--- Begin EXTRACTED RECORDS ---

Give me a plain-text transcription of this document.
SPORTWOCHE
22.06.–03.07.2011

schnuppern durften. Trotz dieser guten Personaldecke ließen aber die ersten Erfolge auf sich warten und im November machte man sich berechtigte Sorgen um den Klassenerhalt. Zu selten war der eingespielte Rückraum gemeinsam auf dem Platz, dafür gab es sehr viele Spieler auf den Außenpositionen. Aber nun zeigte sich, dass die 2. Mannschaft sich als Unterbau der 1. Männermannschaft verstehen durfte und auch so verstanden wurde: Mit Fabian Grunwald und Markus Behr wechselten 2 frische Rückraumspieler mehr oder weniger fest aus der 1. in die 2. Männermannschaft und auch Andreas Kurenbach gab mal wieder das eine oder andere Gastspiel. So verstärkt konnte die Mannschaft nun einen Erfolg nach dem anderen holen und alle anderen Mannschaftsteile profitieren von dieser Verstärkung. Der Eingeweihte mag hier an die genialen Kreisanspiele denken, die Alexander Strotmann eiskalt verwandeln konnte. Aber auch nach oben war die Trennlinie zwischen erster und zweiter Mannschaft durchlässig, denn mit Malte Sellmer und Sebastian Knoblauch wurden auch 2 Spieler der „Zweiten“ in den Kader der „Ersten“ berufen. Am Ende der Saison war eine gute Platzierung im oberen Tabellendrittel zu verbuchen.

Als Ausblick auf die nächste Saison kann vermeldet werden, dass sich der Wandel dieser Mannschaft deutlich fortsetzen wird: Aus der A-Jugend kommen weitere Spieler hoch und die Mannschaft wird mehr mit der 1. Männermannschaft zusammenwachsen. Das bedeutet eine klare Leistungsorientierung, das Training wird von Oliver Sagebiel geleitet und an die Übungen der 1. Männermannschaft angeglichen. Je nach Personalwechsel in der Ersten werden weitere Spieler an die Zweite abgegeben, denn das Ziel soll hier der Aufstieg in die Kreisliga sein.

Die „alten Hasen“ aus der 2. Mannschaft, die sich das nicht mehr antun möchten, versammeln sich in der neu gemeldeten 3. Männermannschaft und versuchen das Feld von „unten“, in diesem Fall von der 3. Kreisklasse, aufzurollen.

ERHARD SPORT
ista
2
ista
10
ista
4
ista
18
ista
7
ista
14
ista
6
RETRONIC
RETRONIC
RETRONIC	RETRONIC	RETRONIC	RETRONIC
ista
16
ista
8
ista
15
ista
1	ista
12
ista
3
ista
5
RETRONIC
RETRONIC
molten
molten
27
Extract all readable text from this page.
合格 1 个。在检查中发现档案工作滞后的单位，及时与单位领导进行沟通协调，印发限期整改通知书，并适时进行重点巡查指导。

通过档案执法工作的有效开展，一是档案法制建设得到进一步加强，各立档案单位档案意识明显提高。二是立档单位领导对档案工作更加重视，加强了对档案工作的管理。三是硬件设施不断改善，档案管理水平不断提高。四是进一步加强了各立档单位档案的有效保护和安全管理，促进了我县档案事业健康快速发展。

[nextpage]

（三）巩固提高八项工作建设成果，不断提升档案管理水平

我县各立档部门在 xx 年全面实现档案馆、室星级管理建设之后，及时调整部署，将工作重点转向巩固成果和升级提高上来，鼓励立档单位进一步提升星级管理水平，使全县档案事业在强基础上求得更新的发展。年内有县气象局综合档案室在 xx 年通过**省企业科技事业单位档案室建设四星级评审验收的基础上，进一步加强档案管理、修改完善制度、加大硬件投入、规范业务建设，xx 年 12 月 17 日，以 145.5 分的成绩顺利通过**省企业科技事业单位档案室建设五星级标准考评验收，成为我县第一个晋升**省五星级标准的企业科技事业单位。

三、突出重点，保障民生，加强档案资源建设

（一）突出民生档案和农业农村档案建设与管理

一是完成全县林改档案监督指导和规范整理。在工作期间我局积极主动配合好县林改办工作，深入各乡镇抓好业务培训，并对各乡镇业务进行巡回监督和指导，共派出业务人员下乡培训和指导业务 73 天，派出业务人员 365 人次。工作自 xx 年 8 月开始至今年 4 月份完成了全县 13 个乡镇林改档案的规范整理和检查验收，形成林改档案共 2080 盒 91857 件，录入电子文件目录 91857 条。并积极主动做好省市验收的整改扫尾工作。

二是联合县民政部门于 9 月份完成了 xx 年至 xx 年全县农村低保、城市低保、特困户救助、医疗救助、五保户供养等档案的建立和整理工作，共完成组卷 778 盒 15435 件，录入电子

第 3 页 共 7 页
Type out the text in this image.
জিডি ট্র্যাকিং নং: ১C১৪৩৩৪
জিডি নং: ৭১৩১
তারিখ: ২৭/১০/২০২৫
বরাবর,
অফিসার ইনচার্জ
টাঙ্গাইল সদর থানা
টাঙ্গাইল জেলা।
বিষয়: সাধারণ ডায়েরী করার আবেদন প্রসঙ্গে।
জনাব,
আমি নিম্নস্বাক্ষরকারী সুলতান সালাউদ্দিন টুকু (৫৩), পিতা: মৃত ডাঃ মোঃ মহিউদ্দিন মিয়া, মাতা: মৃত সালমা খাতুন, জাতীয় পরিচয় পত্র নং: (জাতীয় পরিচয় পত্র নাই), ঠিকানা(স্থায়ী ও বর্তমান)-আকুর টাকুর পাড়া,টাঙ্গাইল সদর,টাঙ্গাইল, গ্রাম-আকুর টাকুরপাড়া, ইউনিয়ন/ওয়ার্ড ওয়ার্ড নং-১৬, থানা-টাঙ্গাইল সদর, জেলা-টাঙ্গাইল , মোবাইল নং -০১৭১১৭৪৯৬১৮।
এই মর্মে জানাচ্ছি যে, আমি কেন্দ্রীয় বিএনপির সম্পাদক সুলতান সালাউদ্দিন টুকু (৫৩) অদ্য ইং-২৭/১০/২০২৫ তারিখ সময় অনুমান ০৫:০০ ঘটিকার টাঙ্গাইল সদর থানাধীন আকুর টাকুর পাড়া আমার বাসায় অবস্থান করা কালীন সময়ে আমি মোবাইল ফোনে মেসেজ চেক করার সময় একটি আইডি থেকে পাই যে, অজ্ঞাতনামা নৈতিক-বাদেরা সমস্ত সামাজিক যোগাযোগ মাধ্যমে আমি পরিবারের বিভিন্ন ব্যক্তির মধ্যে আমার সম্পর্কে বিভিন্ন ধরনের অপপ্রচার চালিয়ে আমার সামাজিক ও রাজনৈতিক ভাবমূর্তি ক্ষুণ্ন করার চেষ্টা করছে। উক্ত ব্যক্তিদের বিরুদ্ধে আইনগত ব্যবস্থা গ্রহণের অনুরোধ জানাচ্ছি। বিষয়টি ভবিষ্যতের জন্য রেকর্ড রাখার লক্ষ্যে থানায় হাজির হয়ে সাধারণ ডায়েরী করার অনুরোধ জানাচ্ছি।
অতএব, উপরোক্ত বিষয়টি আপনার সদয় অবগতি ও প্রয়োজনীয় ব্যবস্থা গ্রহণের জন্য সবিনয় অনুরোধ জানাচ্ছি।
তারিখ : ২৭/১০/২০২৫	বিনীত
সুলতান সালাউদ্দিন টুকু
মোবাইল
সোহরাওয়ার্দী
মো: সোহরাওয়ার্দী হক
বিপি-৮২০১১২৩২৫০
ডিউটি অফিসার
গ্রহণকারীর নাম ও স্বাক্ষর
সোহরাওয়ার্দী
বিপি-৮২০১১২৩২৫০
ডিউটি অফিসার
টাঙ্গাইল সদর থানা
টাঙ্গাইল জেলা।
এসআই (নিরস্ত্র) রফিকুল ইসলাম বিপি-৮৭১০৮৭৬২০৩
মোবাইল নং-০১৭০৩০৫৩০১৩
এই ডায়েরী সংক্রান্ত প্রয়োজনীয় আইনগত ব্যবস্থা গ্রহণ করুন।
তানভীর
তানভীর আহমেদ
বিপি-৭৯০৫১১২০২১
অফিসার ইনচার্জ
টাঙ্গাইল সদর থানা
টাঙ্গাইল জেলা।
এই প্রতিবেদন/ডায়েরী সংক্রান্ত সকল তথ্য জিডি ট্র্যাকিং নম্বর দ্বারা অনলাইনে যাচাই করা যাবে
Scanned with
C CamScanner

--- End EXTRACTED RECORDS ---

WORK TO BE COMPLETED: Give the number of lines in the data that contain "this", with no other words.

EXPECTED ANSWER: 3